Below is a block of records; return all of them exactly, but without the images.

##### Data provided #####

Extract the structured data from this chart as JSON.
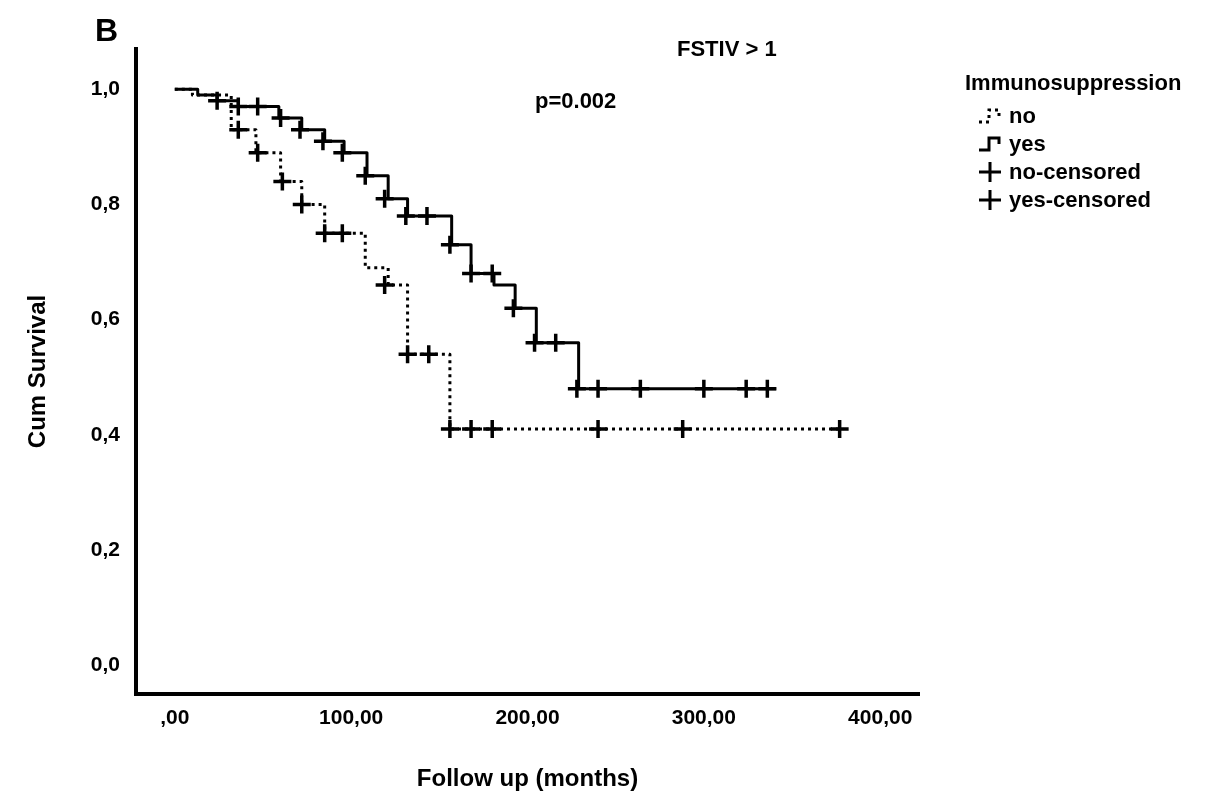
{
  "chart_data": {
    "type": "step",
    "title": "FSTIV > 1",
    "xlabel": "Follow up (months)",
    "ylabel": "Cum Survival",
    "legend_title": "Immunosuppression",
    "legend": "top right",
    "annotations": [
      "B",
      "p=0.002"
    ],
    "xlim": [
      -22,
      422
    ],
    "xticks": [
      {
        "value": 0,
        "label": ",00"
      },
      {
        "value": 100,
        "label": "100,00"
      },
      {
        "value": 200,
        "label": "200,00"
      },
      {
        "value": 300,
        "label": "300,00"
      },
      {
        "value": 400,
        "label": "400,00"
      }
    ],
    "ylim": [
      -0.05,
      1.07
    ],
    "yticks": [
      {
        "value": 0,
        "label": "0,0"
      },
      {
        "value": 0.2,
        "label": "0,2"
      },
      {
        "value": 0.4,
        "label": "0,4"
      },
      {
        "value": 0.6,
        "label": "0,6"
      },
      {
        "value": 0.8,
        "label": "0,8"
      },
      {
        "value": 1,
        "label": "1,0"
      }
    ],
    "grid": false,
    "series": [
      {
        "name": "no",
        "type": "step",
        "color": "#000000",
        "line_style": "dotted",
        "marker": "none",
        "x": [
          0,
          10,
          32,
          46,
          60,
          72,
          85,
          108,
          121,
          132,
          156,
          379
        ],
        "values": [
          1.0,
          0.99,
          0.93,
          0.89,
          0.84,
          0.8,
          0.75,
          0.69,
          0.66,
          0.54,
          0.41,
          0.41
        ]
      },
      {
        "name": "yes",
        "type": "step",
        "color": "#000000",
        "line_style": "solid",
        "marker": "none",
        "x": [
          0,
          13,
          24,
          36,
          59,
          72,
          85,
          96,
          109,
          121,
          132,
          157,
          168,
          181,
          193,
          205,
          229,
          341
        ],
        "values": [
          1.0,
          0.99,
          0.98,
          0.97,
          0.95,
          0.93,
          0.91,
          0.89,
          0.85,
          0.81,
          0.78,
          0.73,
          0.68,
          0.66,
          0.62,
          0.56,
          0.48,
          0.48
        ]
      },
      {
        "name": "no-censored",
        "type": "scatter",
        "color": "#000000",
        "marker": "cross",
        "x": [
          36,
          47,
          61,
          72,
          85,
          95,
          119,
          132,
          144,
          156,
          168,
          180,
          240,
          288,
          377
        ],
        "values": [
          0.93,
          0.89,
          0.84,
          0.8,
          0.75,
          0.75,
          0.66,
          0.54,
          0.54,
          0.41,
          0.41,
          0.41,
          0.41,
          0.41,
          0.41
        ]
      },
      {
        "name": "yes-censored",
        "type": "scatter",
        "color": "#000000",
        "marker": "cross",
        "x": [
          24,
          36,
          47,
          60,
          71,
          84,
          95,
          108,
          119,
          131,
          143,
          156,
          168,
          180,
          192,
          204,
          216,
          228,
          240,
          264,
          300,
          324,
          336
        ],
        "values": [
          0.98,
          0.97,
          0.97,
          0.95,
          0.93,
          0.91,
          0.89,
          0.85,
          0.81,
          0.78,
          0.78,
          0.73,
          0.68,
          0.68,
          0.62,
          0.56,
          0.56,
          0.48,
          0.48,
          0.48,
          0.48,
          0.48,
          0.48
        ]
      }
    ]
  }
}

#####

Response to the task =>
Extract the structured data from this chart as JSON.
{
  "chart_data": {
    "type": "step",
    "title": "FSTIV > 1",
    "xlabel": "Follow up (months)",
    "ylabel": "Cum Survival",
    "legend_title": "Immunosuppression",
    "legend": "top right",
    "annotations": [
      "B",
      "p=0.002"
    ],
    "xlim": [
      -22,
      422
    ],
    "xticks": [
      {
        "value": 0,
        "label": ",00"
      },
      {
        "value": 100,
        "label": "100,00"
      },
      {
        "value": 200,
        "label": "200,00"
      },
      {
        "value": 300,
        "label": "300,00"
      },
      {
        "value": 400,
        "label": "400,00"
      }
    ],
    "ylim": [
      -0.05,
      1.07
    ],
    "yticks": [
      {
        "value": 0,
        "label": "0,0"
      },
      {
        "value": 0.2,
        "label": "0,2"
      },
      {
        "value": 0.4,
        "label": "0,4"
      },
      {
        "value": 0.6,
        "label": "0,6"
      },
      {
        "value": 0.8,
        "label": "0,8"
      },
      {
        "value": 1,
        "label": "1,0"
      }
    ],
    "grid": false,
    "series": [
      {
        "name": "no",
        "type": "step",
        "color": "#000000",
        "line_style": "dotted",
        "marker": "none",
        "x": [
          0,
          10,
          32,
          46,
          60,
          72,
          85,
          108,
          121,
          132,
          156,
          379
        ],
        "values": [
          1.0,
          0.99,
          0.93,
          0.89,
          0.84,
          0.8,
          0.75,
          0.69,
          0.66,
          0.54,
          0.41,
          0.41
        ]
      },
      {
        "name": "yes",
        "type": "step",
        "color": "#000000",
        "line_style": "solid",
        "marker": "none",
        "x": [
          0,
          13,
          24,
          36,
          59,
          72,
          85,
          96,
          109,
          121,
          132,
          157,
          168,
          181,
          193,
          205,
          229,
          341
        ],
        "values": [
          1.0,
          0.99,
          0.98,
          0.97,
          0.95,
          0.93,
          0.91,
          0.89,
          0.85,
          0.81,
          0.78,
          0.73,
          0.68,
          0.66,
          0.62,
          0.56,
          0.48,
          0.48
        ]
      },
      {
        "name": "no-censored",
        "type": "scatter",
        "color": "#000000",
        "marker": "cross",
        "x": [
          36,
          47,
          61,
          72,
          85,
          95,
          119,
          132,
          144,
          156,
          168,
          180,
          240,
          288,
          377
        ],
        "values": [
          0.93,
          0.89,
          0.84,
          0.8,
          0.75,
          0.75,
          0.66,
          0.54,
          0.54,
          0.41,
          0.41,
          0.41,
          0.41,
          0.41,
          0.41
        ]
      },
      {
        "name": "yes-censored",
        "type": "scatter",
        "color": "#000000",
        "marker": "cross",
        "x": [
          24,
          36,
          47,
          60,
          71,
          84,
          95,
          108,
          119,
          131,
          143,
          156,
          168,
          180,
          192,
          204,
          216,
          228,
          240,
          264,
          300,
          324,
          336
        ],
        "values": [
          0.98,
          0.97,
          0.97,
          0.95,
          0.93,
          0.91,
          0.89,
          0.85,
          0.81,
          0.78,
          0.78,
          0.73,
          0.68,
          0.68,
          0.62,
          0.56,
          0.56,
          0.48,
          0.48,
          0.48,
          0.48,
          0.48,
          0.48
        ]
      }
    ]
  }
}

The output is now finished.